-- start Stored records --

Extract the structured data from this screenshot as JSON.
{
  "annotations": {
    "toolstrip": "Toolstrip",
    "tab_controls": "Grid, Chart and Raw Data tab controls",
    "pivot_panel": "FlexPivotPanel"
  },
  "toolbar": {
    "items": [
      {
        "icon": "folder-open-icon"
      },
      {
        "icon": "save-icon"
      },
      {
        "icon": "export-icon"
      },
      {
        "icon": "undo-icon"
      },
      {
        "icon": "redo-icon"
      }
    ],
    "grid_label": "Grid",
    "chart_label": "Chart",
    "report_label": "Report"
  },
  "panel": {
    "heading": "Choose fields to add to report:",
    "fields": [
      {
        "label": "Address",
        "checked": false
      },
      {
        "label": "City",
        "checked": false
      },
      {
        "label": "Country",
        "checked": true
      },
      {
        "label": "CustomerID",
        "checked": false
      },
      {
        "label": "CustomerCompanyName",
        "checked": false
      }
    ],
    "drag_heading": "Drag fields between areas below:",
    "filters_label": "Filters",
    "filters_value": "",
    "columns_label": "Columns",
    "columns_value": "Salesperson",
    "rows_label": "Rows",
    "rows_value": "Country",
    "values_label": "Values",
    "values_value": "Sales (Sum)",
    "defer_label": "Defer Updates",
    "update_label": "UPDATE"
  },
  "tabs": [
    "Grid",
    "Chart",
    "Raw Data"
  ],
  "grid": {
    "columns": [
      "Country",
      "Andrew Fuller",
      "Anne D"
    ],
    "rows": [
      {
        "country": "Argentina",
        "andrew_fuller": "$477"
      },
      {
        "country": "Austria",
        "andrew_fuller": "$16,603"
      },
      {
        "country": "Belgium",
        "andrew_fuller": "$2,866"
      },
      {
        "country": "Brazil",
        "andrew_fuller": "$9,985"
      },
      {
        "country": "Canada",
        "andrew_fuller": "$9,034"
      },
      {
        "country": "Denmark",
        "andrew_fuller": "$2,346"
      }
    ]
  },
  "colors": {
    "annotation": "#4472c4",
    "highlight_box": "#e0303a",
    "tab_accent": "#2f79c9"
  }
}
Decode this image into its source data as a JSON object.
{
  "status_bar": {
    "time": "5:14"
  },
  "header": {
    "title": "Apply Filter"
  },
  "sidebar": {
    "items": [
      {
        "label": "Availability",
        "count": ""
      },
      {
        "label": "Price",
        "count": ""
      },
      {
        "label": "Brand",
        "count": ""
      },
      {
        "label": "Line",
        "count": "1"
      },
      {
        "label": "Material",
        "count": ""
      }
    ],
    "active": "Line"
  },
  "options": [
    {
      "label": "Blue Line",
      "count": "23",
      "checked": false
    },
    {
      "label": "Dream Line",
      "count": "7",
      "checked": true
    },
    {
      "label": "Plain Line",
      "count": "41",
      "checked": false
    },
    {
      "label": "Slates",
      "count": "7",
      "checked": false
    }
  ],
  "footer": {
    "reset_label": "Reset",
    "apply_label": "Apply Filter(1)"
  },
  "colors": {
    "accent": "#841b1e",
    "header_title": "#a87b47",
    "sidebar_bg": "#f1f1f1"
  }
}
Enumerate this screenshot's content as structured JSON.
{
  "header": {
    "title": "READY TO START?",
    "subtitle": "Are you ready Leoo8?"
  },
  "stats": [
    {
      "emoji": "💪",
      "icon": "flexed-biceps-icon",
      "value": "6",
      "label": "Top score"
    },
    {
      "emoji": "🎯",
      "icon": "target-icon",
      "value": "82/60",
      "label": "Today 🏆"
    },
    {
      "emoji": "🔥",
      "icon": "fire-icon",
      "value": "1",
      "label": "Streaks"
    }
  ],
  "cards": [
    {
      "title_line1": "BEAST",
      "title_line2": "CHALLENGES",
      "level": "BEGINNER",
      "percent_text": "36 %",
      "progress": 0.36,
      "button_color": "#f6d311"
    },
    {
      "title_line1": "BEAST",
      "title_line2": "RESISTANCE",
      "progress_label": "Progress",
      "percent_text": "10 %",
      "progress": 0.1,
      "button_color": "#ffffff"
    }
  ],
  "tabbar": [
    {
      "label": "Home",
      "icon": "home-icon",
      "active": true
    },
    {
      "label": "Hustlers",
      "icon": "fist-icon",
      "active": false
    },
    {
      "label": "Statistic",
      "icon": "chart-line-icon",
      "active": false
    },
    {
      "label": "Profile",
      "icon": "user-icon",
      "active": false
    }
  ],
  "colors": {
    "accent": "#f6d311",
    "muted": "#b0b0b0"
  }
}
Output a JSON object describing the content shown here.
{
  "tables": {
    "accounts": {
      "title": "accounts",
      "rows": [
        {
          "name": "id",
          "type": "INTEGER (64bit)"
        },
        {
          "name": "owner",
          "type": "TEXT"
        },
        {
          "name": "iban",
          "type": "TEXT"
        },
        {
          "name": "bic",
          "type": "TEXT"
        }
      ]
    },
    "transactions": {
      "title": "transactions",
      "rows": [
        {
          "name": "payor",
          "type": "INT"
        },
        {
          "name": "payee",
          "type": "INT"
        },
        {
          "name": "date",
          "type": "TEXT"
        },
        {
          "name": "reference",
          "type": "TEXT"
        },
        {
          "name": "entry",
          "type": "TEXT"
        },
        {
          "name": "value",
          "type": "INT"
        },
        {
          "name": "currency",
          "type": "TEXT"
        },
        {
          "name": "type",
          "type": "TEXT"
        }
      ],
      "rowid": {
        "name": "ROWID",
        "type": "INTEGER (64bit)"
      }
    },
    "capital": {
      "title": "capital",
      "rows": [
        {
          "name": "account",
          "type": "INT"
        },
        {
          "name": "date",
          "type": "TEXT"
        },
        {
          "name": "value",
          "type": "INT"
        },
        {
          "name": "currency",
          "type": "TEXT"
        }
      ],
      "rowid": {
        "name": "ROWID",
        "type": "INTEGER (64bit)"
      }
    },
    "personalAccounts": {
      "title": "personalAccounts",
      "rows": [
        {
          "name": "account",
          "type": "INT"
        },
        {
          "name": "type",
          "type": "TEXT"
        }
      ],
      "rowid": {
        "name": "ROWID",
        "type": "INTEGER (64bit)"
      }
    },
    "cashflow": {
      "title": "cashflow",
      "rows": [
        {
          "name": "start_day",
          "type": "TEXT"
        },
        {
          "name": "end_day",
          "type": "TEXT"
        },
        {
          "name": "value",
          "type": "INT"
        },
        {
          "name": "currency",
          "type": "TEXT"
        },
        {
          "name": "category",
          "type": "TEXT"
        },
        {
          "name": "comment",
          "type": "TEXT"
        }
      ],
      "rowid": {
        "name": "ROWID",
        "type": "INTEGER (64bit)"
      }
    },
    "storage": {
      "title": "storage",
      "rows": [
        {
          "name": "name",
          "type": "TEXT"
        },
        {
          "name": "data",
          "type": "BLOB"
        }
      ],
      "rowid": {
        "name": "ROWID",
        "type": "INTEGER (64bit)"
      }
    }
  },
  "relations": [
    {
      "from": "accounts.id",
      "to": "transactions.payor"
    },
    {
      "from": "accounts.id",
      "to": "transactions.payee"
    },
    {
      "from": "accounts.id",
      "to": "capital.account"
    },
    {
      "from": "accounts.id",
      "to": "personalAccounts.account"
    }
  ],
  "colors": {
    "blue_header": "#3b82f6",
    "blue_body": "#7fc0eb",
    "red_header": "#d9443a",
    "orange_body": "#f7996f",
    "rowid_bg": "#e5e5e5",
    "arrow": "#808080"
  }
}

-- end Stored records --

### Exercise goal
Pick out each line that holds the string "fields".

### Finished task
    "heading": "Choose fields to add to report:",
    "fields": [
    "drag_heading": "Drag fields between areas below:",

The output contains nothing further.